Search the material for "тогава" and show all lines that contain it.

— START Dataset —

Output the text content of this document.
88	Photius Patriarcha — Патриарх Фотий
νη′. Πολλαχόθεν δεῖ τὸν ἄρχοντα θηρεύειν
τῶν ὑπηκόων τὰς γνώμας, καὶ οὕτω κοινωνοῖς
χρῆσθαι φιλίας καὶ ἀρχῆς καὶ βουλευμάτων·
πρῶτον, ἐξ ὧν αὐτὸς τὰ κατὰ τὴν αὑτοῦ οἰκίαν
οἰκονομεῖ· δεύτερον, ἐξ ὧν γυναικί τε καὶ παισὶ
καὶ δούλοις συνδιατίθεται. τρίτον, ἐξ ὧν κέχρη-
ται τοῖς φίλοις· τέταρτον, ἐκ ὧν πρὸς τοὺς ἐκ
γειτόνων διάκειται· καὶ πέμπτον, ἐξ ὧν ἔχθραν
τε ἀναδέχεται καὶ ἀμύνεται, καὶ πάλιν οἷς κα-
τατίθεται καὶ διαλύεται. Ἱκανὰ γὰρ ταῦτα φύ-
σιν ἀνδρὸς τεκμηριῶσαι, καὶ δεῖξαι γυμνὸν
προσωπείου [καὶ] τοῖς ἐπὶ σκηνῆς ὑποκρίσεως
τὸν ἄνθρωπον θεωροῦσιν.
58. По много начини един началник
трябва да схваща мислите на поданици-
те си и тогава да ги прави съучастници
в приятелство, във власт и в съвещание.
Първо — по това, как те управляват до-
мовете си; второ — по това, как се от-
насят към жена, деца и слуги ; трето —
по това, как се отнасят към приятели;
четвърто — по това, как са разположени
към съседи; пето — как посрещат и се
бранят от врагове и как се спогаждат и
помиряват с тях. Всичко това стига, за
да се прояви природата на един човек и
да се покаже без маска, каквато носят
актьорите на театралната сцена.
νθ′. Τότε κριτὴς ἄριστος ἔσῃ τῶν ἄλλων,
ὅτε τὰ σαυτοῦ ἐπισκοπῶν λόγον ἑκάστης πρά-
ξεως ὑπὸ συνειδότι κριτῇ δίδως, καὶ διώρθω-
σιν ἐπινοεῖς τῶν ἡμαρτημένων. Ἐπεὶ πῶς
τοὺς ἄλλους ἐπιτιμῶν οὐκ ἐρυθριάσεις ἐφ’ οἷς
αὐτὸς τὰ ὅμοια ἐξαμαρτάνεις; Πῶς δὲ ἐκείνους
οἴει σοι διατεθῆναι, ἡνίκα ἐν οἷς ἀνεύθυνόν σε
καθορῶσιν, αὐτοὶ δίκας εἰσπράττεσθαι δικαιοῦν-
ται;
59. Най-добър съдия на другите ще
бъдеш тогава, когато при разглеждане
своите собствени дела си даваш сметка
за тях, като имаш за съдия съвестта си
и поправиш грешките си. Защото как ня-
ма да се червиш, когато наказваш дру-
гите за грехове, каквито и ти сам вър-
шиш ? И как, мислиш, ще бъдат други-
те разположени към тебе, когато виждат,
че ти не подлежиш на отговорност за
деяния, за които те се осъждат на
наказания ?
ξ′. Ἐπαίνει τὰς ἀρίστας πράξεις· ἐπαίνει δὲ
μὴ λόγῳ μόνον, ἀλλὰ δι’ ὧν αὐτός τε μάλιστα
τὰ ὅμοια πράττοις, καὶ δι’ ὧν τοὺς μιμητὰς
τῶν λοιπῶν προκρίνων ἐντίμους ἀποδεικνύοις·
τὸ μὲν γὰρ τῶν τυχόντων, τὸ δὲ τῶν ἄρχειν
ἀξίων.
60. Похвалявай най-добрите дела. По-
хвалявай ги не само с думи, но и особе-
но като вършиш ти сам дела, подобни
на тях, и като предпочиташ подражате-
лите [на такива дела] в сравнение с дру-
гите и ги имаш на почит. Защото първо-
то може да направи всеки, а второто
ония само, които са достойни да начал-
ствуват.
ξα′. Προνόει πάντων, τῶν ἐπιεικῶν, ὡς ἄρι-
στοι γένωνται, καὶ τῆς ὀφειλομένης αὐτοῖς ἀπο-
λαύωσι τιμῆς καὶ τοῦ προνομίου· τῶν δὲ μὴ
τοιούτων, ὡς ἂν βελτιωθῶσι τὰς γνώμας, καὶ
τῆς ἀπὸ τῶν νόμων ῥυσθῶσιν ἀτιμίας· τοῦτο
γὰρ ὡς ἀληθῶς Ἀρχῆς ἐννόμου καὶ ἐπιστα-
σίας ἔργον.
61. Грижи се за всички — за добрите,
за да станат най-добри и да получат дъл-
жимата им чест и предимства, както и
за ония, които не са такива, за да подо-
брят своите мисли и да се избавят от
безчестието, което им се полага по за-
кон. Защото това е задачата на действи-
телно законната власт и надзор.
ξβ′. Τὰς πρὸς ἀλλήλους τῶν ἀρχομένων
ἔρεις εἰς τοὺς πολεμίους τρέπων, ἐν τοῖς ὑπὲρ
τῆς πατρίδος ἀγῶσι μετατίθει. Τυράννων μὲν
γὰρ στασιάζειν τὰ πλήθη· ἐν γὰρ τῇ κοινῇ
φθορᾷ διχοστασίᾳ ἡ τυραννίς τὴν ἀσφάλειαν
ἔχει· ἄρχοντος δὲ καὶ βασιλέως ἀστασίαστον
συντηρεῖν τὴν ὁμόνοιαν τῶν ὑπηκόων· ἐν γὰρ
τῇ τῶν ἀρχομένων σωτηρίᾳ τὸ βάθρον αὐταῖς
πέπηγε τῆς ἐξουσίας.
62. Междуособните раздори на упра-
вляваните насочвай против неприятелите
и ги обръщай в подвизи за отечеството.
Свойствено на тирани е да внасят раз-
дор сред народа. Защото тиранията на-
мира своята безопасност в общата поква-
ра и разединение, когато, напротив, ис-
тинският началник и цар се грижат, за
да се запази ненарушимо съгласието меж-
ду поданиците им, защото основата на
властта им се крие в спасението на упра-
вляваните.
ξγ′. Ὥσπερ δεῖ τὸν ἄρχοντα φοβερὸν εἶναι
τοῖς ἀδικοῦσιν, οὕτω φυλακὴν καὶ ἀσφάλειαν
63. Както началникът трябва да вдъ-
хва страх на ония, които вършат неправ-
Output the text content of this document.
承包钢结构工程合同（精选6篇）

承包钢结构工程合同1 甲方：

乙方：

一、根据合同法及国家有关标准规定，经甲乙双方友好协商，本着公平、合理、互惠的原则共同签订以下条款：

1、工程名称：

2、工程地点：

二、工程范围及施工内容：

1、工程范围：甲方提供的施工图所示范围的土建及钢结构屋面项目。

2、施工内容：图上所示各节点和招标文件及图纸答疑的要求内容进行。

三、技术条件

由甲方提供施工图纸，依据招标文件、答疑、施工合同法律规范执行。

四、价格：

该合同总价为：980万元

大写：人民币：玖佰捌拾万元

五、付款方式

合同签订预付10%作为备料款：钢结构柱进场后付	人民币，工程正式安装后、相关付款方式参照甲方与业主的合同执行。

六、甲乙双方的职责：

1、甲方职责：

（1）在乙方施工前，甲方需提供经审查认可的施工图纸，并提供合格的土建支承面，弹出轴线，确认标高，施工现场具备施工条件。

— END Dataset —

• Exercise result:
те си и тогава да ги прави съучастници
бъдеш тогава, когато при разглеждане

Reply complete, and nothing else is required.